Your instructions
Set down each line of the material that follows, exactly, with no pictures.

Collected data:

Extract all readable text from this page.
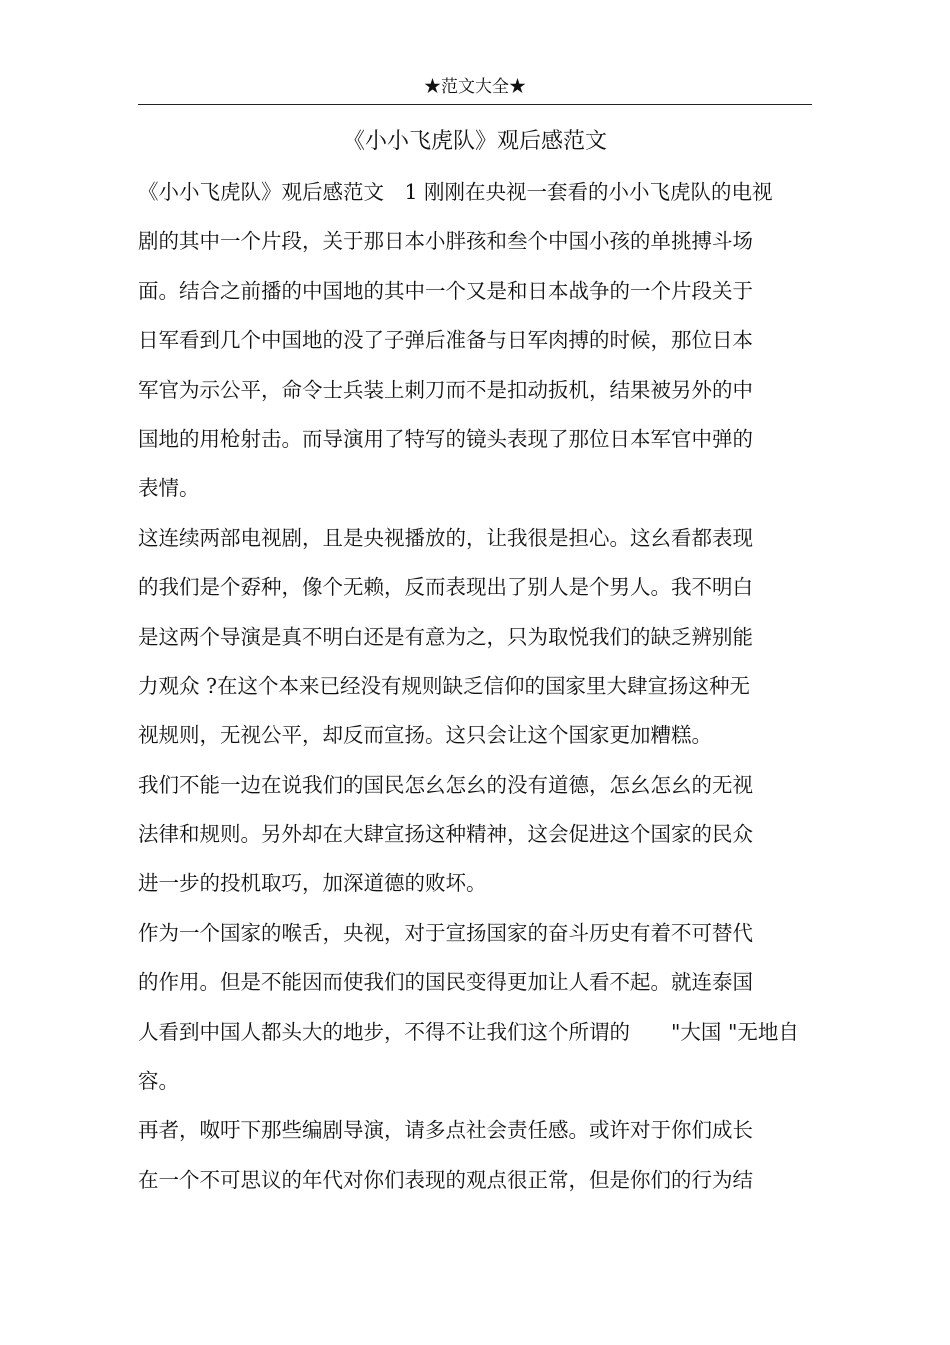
★范文大全★
《小小飞虎队》观后感范文
《小小飞虎队》观后感范文　1 刚刚在央视一套看的小小飞虎队的电视
剧的其中一个片段，关于那日本小胖孩和叁个中国小孩的单挑搏斗场
面。结合之前播的中国地的其中一个又是和日本战争的一个片段关于
日军看到几个中国地的没了子弹后准备与日军肉搏的时候，那位日本
军官为示公平，命令士兵装上刺刀而不是扣动扳机，结果被另外的中
国地的用枪射击。而导演用了特写的镜头表现了那位日本军官中弹的
表情。
这连续两部电视剧，且是央视播放的，让我很是担心。这幺看都表现
的我们是个孬种，像个无赖，反而表现出了别人是个男人。我不明白
是这两个导演是真不明白还是有意为之，只为取悦我们的缺乏辨别能
力观众 ?在这个本来已经没有规则缺乏信仰的国家里大肆宣扬这种无
视规则，无视公平，却反而宣扬。这只会让这个国家更加糟糕。
我们不能一边在说我们的国民怎幺怎幺的没有道德，怎幺怎幺的无视
法律和规则。另外却在大肆宣扬这种精神，这会促进这个国家的民众
进一步的投机取巧，加深道德的败坏。
作为一个国家的喉舌，央视，对于宣扬国家的奋斗历史有着不可替代
的作用。但是不能因而使我们的国民变得更加让人看不起。就连泰国
人看到中国人都头大的地步，不得不让我们这个所谓的　　"大国 "无地自
容。
再者，呶吁下那些编剧导演，请多点社会责任感。或许对于你们成长
在一个不可思议的年代对你们表现的观点很正常，但是你们的行为结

Task output
Extract all readable text from this page.
★范文大全★
《小小飞虎队》观后感范文
《小小飞虎队》观后感范文　1 刚刚在央视一套看的小小飞虎队的电视
剧的其中一个片段，关于那日本小胖孩和叁个中国小孩的单挑搏斗场
面。结合之前播的中国地的其中一个又是和日本战争的一个片段关于
日军看到几个中国地的没了子弹后准备与日军肉搏的时候，那位日本
军官为示公平，命令士兵装上刺刀而不是扣动扳机，结果被另外的中
国地的用枪射击。而导演用了特写的镜头表现了那位日本军官中弹的
表情。
这连续两部电视剧，且是央视播放的，让我很是担心。这幺看都表现
的我们是个孬种，像个无赖，反而表现出了别人是个男人。我不明白
是这两个导演是真不明白还是有意为之，只为取悦我们的缺乏辨别能
力观众 ?在这个本来已经没有规则缺乏信仰的国家里大肆宣扬这种无
视规则，无视公平，却反而宣扬。这只会让这个国家更加糟糕。
我们不能一边在说我们的国民怎幺怎幺的没有道德，怎幺怎幺的无视
法律和规则。另外却在大肆宣扬这种精神，这会促进这个国家的民众
进一步的投机取巧，加深道德的败坏。
作为一个国家的喉舌，央视，对于宣扬国家的奋斗历史有着不可替代
的作用。但是不能因而使我们的国民变得更加让人看不起。就连泰国
人看到中国人都头大的地步，不得不让我们这个所谓的　　"大国 "无地自
容。
再者，呶吁下那些编剧导演，请多点社会责任感。或许对于你们成长
在一个不可思议的年代对你们表现的观点很正常，但是你们的行为结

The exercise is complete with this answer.